Items from a dataset:
* START *

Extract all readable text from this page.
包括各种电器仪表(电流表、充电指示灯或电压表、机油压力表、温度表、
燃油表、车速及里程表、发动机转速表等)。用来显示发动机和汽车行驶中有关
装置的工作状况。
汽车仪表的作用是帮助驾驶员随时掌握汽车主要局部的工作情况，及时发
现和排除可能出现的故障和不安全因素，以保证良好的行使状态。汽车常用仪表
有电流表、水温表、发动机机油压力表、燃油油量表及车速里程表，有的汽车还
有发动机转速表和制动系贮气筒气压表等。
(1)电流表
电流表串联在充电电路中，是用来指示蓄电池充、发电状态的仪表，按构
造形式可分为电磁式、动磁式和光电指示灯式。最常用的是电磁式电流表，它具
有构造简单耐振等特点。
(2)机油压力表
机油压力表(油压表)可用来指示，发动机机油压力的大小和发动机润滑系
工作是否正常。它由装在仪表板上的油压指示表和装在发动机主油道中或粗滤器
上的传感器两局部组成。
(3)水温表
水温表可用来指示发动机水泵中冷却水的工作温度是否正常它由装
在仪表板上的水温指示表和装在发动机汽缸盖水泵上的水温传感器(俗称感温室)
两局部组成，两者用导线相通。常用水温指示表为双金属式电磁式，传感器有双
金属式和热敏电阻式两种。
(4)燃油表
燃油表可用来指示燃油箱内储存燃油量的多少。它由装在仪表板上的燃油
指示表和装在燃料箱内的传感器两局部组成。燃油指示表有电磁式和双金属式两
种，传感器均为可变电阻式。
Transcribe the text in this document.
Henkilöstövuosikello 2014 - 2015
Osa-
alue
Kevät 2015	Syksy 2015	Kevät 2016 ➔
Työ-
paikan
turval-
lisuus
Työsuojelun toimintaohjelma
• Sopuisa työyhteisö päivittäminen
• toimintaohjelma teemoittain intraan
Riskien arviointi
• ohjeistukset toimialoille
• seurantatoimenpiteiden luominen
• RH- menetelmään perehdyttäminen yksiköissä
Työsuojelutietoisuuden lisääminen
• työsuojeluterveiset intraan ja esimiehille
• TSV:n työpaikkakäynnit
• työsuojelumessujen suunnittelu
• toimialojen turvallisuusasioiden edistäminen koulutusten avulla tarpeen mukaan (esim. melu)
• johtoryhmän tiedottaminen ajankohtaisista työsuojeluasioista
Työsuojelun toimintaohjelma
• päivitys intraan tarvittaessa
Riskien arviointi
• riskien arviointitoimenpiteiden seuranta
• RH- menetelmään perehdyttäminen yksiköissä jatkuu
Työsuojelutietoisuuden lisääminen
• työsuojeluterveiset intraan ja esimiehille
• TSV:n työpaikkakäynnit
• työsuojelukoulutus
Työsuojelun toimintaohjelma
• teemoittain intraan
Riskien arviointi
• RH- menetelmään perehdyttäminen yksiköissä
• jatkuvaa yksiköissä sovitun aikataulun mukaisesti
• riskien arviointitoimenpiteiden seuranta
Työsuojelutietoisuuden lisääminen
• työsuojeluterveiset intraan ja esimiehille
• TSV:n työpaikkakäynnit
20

* END *

» Exercise prompt:
Copy every line exactly. Leave nothing out.

» Response below:
Extract all readable text from this page.
包括各种电器仪表(电流表、充电指示灯或电压表、机油压力表、温度表、
燃油表、车速及里程表、发动机转速表等)。用来显示发动机和汽车行驶中有关
装置的工作状况。
汽车仪表的作用是帮助驾驶员随时掌握汽车主要局部的工作情况，及时发
现和排除可能出现的故障和不安全因素，以保证良好的行使状态。汽车常用仪表
有电流表、水温表、发动机机油压力表、燃油油量表及车速里程表，有的汽车还
有发动机转速表和制动系贮气筒气压表等。
(1)电流表
电流表串联在充电电路中，是用来指示蓄电池充、发电状态的仪表，按构
造形式可分为电磁式、动磁式和光电指示灯式。最常用的是电磁式电流表，它具
有构造简单耐振等特点。
(2)机油压力表
机油压力表(油压表)可用来指示，发动机机油压力的大小和发动机润滑系
工作是否正常。它由装在仪表板上的油压指示表和装在发动机主油道中或粗滤器
上的传感器两局部组成。
(3)水温表
水温表可用来指示发动机水泵中冷却水的工作温度是否正常它由装
在仪表板上的水温指示表和装在发动机汽缸盖水泵上的水温传感器(俗称感温室)
两局部组成，两者用导线相通。常用水温指示表为双金属式电磁式，传感器有双
金属式和热敏电阻式两种。
(4)燃油表
燃油表可用来指示燃油箱内储存燃油量的多少。它由装在仪表板上的燃油
指示表和装在燃料箱内的传感器两局部组成。燃油指示表有电磁式和双金属式两
种，传感器均为可变电阻式。
Transcribe the text in this document.
Henkilöstövuosikello 2014 - 2015
Osa-
alue
Kevät 2015	Syksy 2015	Kevät 2016 ➔
Työ-
paikan
turval-
lisuus
Työsuojelun toimintaohjelma
• Sopuisa työyhteisö päivittäminen
• toimintaohjelma teemoittain intraan
Riskien arviointi
• ohjeistukset toimialoille
• seurantatoimenpiteiden luominen
• RH- menetelmään perehdyttäminen yksiköissä
Työsuojelutietoisuuden lisääminen
• työsuojeluterveiset intraan ja esimiehille
• TSV:n työpaikkakäynnit
• työsuojelumessujen suunnittelu
• toimialojen turvallisuusasioiden edistäminen koulutusten avulla tarpeen mukaan (esim. melu)
• johtoryhmän tiedottaminen ajankohtaisista työsuojeluasioista
Työsuojelun toimintaohjelma
• päivitys intraan tarvittaessa
Riskien arviointi
• riskien arviointitoimenpiteiden seuranta
• RH- menetelmään perehdyttäminen yksiköissä jatkuu
Työsuojelutietoisuuden lisääminen
• työsuojeluterveiset intraan ja esimiehille
• TSV:n työpaikkakäynnit
• työsuojelukoulutus
Työsuojelun toimintaohjelma
• teemoittain intraan
Riskien arviointi
• RH- menetelmään perehdyttäminen yksiköissä
• jatkuvaa yksiköissä sovitun aikataulun mukaisesti
• riskien arviointitoimenpiteiden seuranta
Työsuojelutietoisuuden lisääminen
• työsuojeluterveiset intraan ja esimiehille
• TSV:n työpaikkakäynnit
20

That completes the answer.